* **EXERCISE**:
Select from the data all lines with the word "Sicherheitshinweise".

-- start of SUPPLIED INFORMATION --

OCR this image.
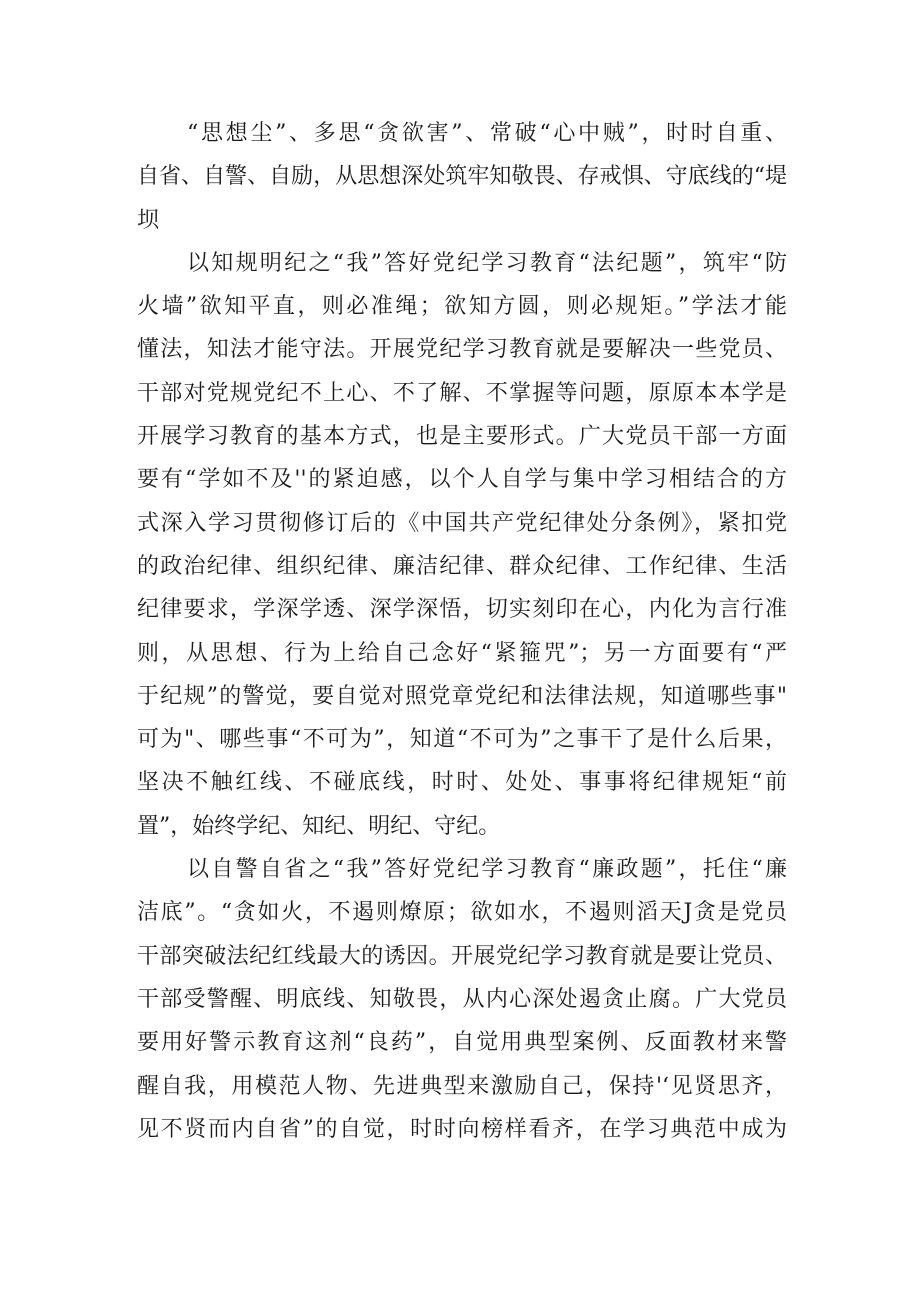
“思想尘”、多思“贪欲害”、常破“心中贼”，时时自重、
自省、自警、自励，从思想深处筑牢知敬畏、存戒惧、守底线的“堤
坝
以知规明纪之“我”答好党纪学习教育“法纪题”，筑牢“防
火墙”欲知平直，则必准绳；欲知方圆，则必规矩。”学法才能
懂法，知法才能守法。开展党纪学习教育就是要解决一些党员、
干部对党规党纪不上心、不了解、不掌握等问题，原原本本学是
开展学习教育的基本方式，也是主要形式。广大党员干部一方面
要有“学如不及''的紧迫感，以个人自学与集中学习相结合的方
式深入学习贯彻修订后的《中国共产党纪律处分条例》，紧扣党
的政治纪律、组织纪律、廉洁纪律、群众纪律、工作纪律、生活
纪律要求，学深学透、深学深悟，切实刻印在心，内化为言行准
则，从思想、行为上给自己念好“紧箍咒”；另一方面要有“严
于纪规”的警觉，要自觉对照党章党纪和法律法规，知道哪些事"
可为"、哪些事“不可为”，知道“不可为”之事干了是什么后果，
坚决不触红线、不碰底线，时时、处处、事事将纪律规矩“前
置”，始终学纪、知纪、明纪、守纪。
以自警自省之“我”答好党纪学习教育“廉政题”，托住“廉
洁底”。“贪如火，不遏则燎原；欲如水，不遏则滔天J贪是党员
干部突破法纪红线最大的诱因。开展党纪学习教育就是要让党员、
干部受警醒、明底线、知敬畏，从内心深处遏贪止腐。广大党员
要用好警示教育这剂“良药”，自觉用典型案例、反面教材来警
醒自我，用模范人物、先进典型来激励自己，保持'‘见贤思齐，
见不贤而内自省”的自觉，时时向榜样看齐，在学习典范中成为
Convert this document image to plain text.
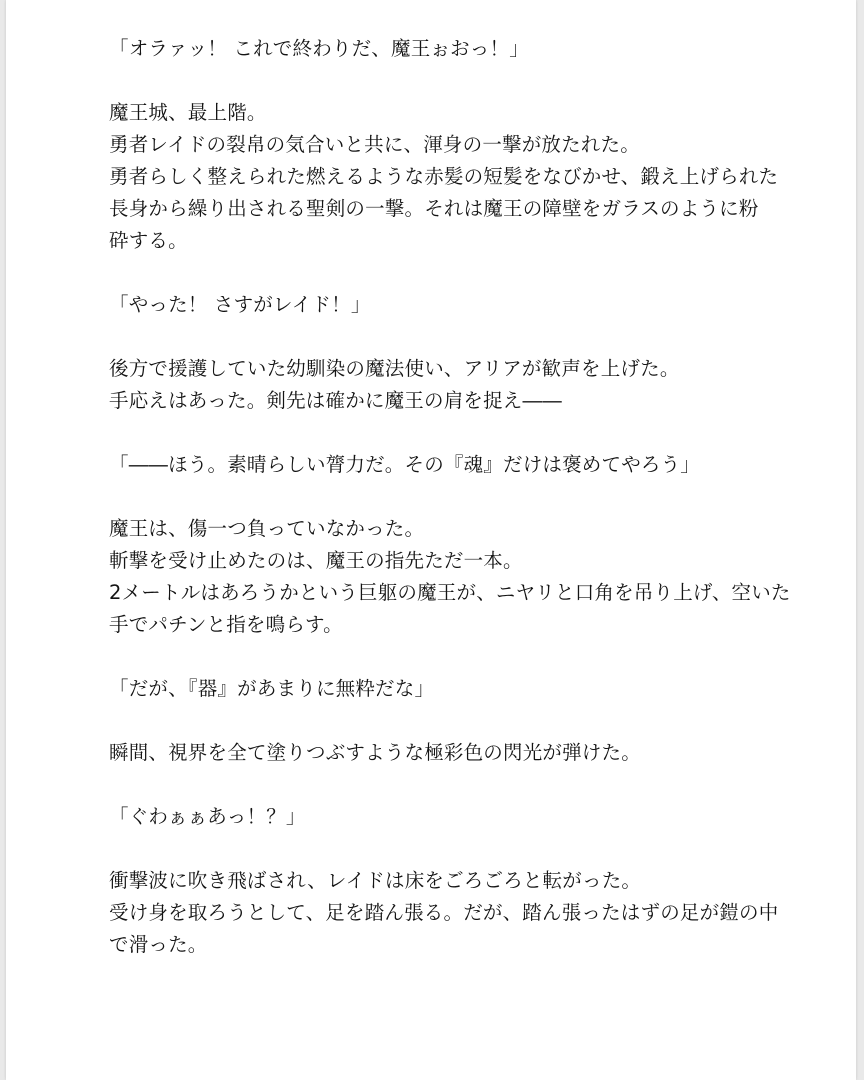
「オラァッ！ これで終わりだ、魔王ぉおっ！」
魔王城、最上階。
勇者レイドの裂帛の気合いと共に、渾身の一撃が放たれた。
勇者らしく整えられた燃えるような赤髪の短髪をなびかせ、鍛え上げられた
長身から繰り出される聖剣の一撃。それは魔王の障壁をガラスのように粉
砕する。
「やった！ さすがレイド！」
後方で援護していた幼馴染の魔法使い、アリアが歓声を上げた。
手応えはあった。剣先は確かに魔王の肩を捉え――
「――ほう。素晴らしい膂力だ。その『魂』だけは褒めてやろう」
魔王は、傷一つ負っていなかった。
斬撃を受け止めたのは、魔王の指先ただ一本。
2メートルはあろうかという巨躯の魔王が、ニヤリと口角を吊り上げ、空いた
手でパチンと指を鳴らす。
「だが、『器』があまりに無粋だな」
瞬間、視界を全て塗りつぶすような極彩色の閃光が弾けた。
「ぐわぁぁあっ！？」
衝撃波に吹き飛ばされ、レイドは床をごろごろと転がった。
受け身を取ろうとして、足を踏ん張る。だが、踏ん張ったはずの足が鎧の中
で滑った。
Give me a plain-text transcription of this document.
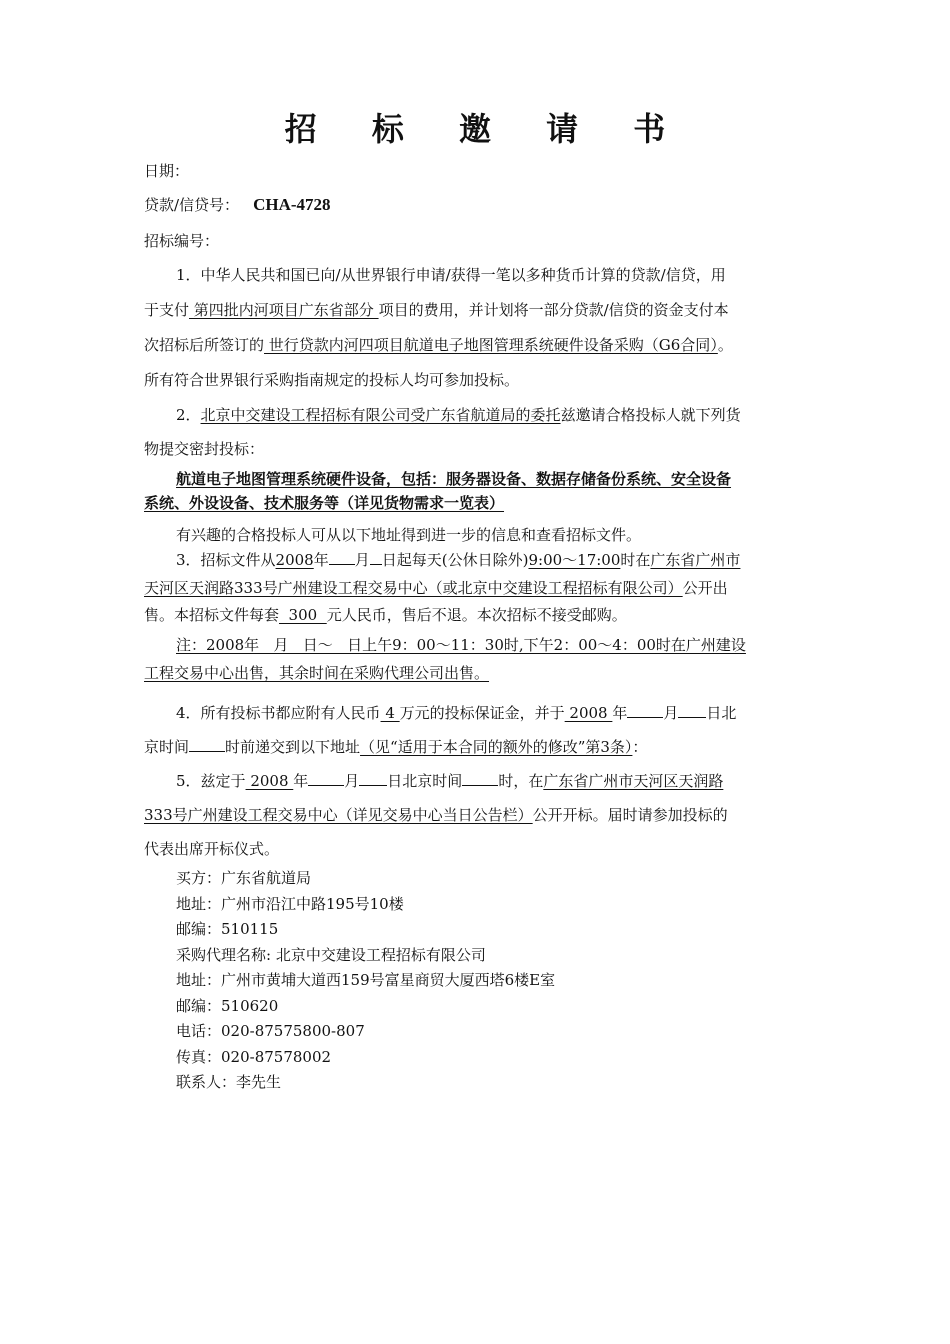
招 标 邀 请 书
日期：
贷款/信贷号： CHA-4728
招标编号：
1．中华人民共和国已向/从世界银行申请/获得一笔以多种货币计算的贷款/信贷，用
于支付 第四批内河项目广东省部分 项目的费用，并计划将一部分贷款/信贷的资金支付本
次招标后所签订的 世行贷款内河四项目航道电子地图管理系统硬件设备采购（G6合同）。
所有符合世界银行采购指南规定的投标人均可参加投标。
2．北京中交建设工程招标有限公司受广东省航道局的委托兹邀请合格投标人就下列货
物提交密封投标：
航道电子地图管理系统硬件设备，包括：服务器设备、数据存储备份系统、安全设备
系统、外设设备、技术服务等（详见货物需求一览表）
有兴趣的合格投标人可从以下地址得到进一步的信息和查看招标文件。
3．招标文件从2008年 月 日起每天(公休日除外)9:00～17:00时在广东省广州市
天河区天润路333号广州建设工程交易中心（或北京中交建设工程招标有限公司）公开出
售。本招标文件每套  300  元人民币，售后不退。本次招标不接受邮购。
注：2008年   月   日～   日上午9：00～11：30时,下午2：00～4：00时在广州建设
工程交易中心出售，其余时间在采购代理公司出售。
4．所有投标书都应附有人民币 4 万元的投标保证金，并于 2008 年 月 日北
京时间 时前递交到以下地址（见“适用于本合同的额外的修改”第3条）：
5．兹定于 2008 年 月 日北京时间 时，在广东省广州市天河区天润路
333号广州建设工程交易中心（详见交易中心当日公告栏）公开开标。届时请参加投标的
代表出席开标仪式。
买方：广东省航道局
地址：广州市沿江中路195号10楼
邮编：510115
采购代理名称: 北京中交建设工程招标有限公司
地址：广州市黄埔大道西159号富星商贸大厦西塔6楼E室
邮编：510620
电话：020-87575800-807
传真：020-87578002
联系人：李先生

-- end of SUPPLIED INFORMATION --
-- start of SUPPLIED INFORMATION --

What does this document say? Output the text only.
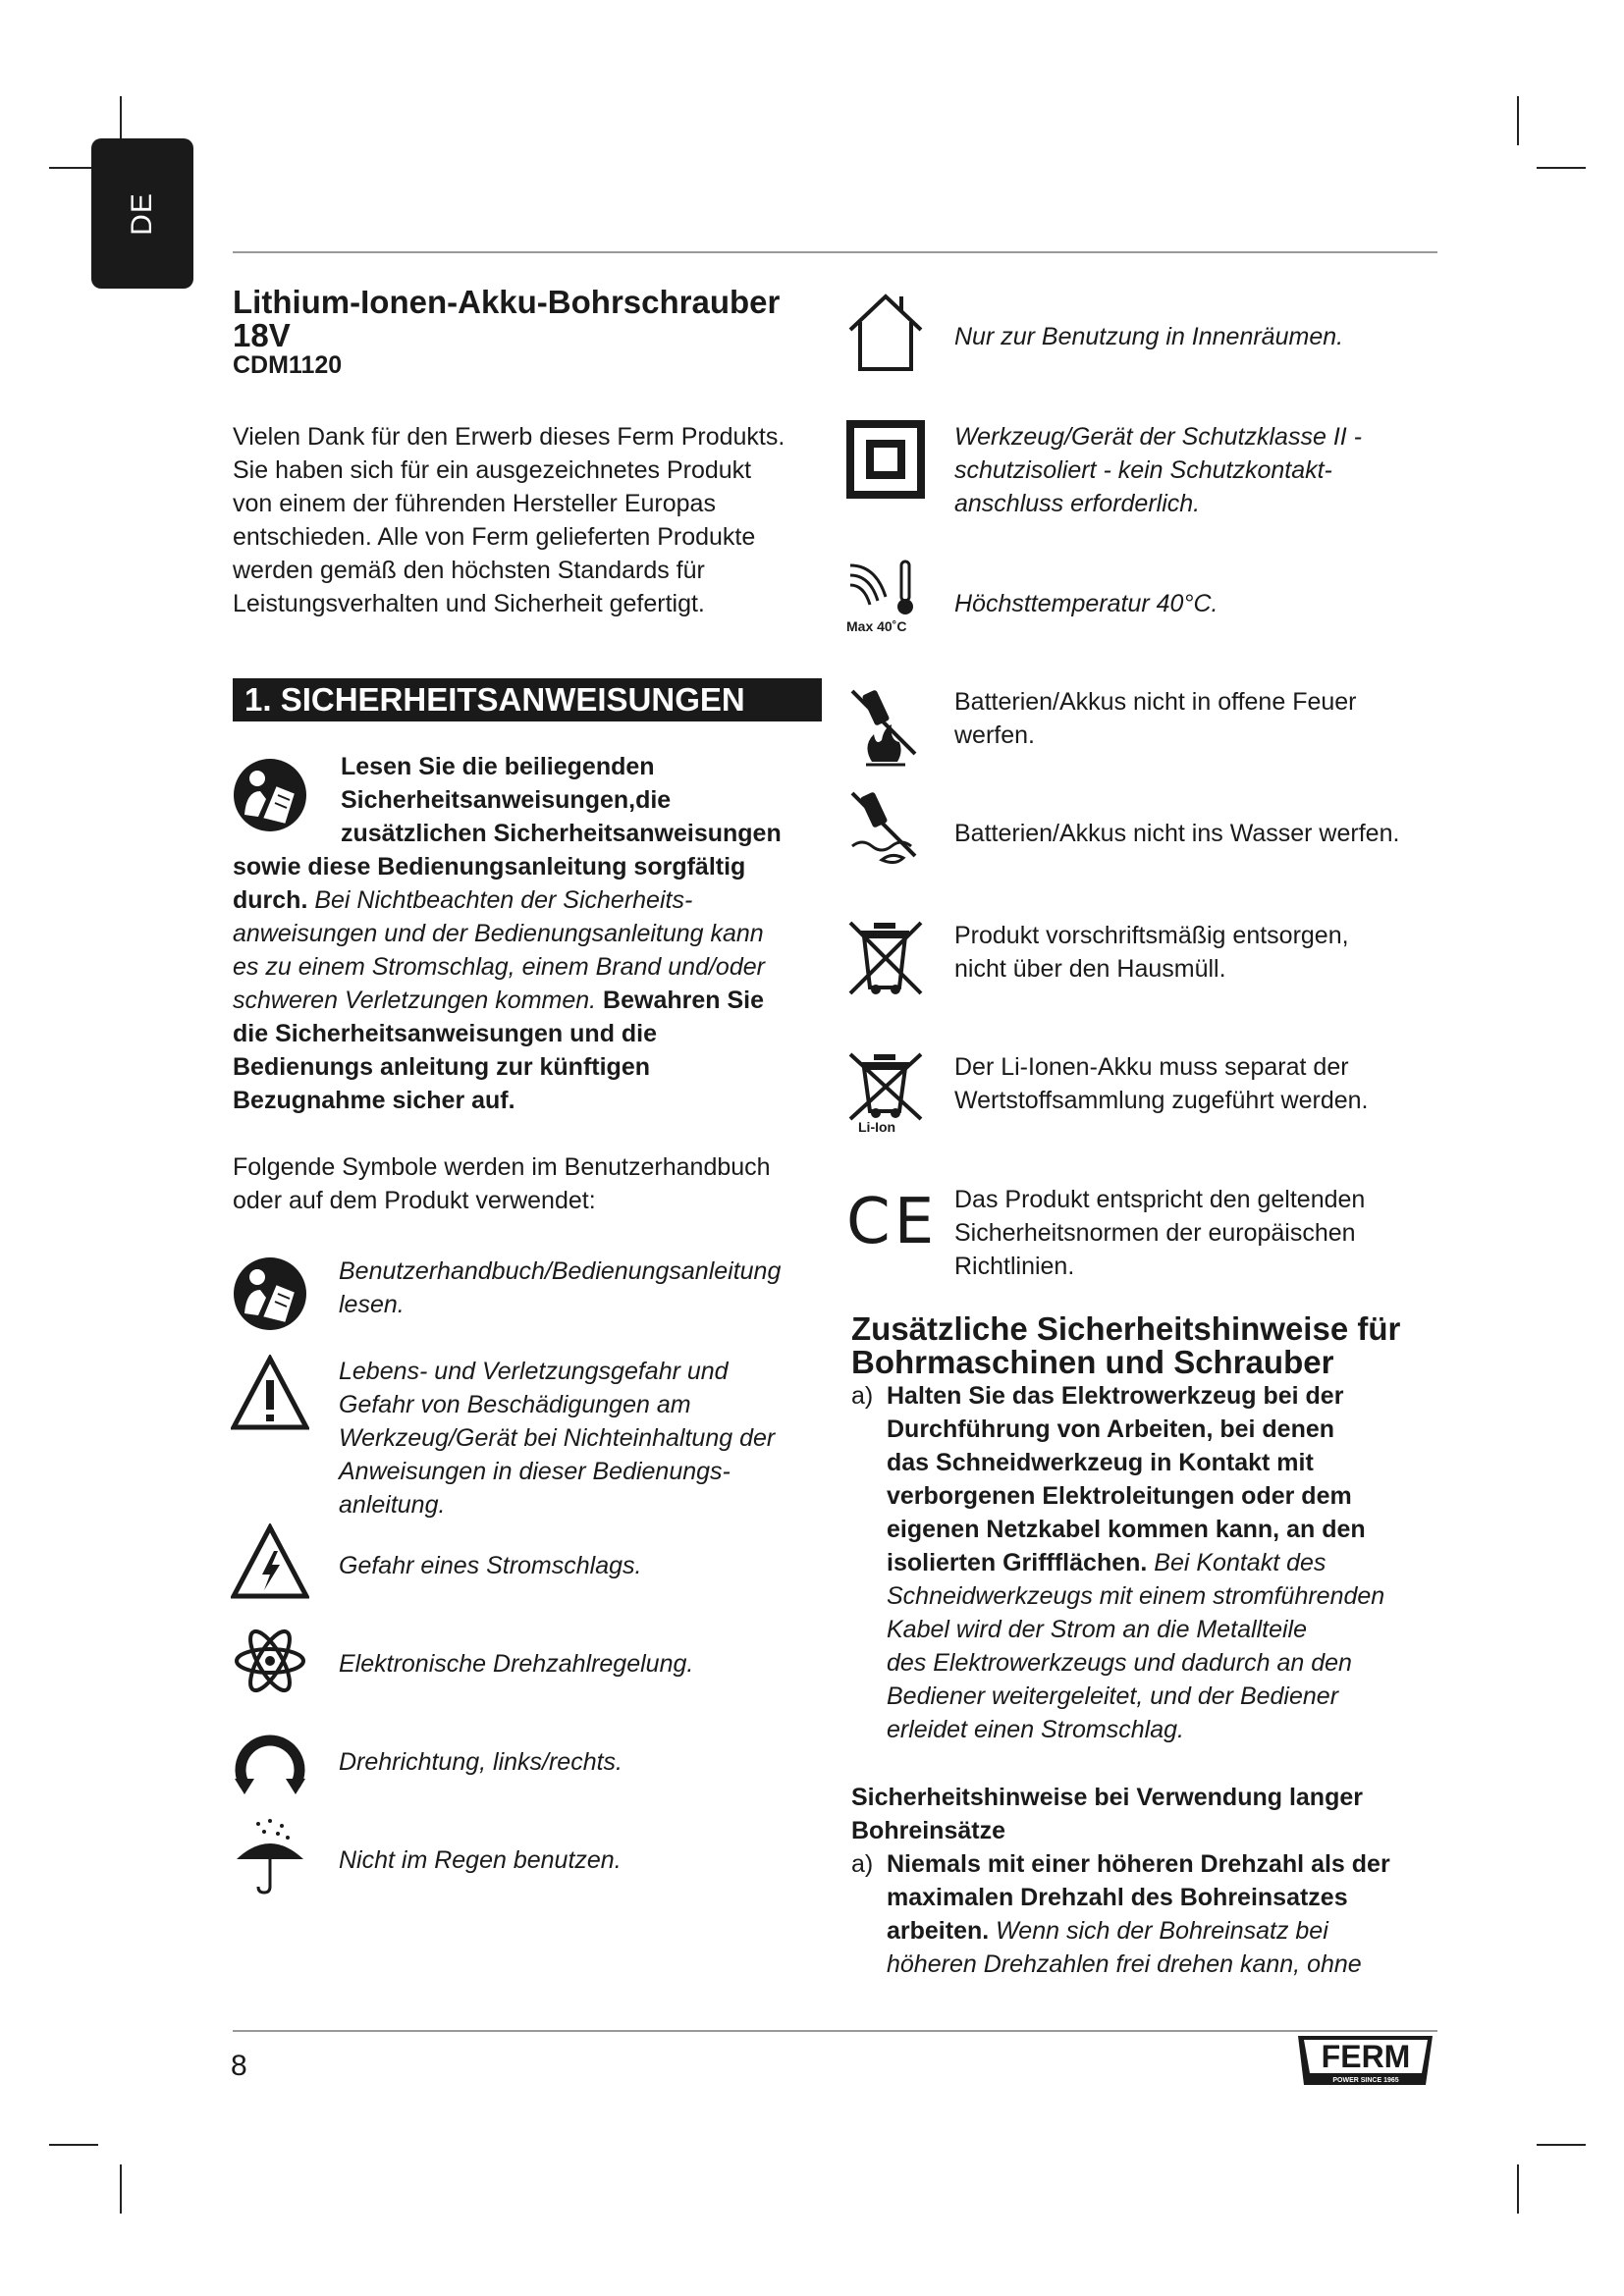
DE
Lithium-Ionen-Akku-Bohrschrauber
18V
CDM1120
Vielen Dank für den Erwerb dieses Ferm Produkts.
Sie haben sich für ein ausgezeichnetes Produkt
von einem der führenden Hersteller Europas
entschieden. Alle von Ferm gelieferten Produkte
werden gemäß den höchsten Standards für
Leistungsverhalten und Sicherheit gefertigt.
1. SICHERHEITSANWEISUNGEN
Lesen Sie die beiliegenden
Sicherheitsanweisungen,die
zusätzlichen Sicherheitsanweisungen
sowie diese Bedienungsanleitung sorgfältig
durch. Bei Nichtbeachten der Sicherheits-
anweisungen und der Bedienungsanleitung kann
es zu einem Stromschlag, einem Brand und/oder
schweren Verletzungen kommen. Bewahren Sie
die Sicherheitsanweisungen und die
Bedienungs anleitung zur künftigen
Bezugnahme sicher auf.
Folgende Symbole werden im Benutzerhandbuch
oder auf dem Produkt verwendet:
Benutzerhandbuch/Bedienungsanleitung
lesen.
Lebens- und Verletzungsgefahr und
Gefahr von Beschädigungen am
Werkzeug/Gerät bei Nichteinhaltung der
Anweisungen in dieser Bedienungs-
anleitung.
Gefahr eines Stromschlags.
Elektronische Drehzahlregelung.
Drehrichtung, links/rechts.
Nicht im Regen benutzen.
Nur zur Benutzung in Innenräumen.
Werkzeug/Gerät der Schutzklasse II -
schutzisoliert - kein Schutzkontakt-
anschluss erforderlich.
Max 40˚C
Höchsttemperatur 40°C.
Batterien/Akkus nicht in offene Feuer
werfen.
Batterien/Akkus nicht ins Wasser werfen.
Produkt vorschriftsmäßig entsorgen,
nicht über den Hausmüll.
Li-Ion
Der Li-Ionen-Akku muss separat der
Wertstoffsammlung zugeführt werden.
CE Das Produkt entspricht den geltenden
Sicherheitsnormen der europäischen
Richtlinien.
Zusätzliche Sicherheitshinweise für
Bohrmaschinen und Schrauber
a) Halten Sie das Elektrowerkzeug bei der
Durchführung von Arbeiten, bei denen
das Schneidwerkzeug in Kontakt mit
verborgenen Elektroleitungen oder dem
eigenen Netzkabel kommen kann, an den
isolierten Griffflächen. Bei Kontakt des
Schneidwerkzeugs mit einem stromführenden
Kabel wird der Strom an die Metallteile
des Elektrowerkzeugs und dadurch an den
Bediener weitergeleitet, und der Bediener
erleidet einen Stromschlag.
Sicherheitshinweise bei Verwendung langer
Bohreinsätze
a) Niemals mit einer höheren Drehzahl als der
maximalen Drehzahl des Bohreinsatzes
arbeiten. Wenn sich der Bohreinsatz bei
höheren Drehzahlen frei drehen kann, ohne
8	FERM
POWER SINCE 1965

-- end of SUPPLIED INFORMATION --

* **WORKED ANSWER**:
Zusätzliche Sicherheitshinweise für
Sicherheitshinweise bei Verwendung langer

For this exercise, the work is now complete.